#### [PROBLEM DESCRIPTION]
Copy out every line in which the string "output" occurs.

Chart and figure data:
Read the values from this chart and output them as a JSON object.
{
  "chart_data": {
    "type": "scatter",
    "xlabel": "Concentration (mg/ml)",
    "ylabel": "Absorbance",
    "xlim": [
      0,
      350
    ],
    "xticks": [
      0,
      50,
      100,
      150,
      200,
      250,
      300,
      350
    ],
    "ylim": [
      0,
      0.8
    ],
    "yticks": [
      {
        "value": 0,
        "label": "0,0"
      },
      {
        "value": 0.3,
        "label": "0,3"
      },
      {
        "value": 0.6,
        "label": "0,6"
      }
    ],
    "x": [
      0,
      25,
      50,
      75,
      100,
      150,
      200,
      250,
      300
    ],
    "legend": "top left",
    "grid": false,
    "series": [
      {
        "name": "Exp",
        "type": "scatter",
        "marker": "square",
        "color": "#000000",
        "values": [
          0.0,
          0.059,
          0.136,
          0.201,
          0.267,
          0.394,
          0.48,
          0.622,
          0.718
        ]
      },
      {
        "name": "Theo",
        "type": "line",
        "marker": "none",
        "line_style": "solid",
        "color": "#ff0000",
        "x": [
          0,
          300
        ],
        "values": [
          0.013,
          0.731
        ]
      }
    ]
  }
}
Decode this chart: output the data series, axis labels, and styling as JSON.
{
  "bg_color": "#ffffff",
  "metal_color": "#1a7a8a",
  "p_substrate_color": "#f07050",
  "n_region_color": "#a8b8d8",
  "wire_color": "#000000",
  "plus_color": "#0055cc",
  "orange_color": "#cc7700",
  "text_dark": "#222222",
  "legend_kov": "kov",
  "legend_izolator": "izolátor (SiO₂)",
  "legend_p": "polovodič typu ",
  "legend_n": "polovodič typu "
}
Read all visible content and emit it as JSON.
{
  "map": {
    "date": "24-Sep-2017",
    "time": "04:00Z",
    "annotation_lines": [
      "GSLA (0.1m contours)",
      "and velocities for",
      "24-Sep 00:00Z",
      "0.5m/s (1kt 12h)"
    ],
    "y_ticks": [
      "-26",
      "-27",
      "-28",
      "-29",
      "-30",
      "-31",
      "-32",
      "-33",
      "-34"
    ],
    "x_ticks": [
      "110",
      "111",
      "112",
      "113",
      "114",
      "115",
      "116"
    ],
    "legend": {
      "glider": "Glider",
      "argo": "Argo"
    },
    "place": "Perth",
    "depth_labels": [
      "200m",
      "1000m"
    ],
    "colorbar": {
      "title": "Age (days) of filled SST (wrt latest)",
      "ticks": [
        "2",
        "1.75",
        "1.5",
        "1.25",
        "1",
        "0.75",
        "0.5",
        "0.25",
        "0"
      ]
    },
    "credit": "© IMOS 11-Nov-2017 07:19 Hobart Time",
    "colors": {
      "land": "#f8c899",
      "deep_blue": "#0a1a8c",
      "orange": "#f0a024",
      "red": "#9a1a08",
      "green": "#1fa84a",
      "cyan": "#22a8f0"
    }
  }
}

#### [REPLY]
Read the values from this chart and output them as a JSON object.
Decode this chart: output the data series, axis labels, and styling as JSON.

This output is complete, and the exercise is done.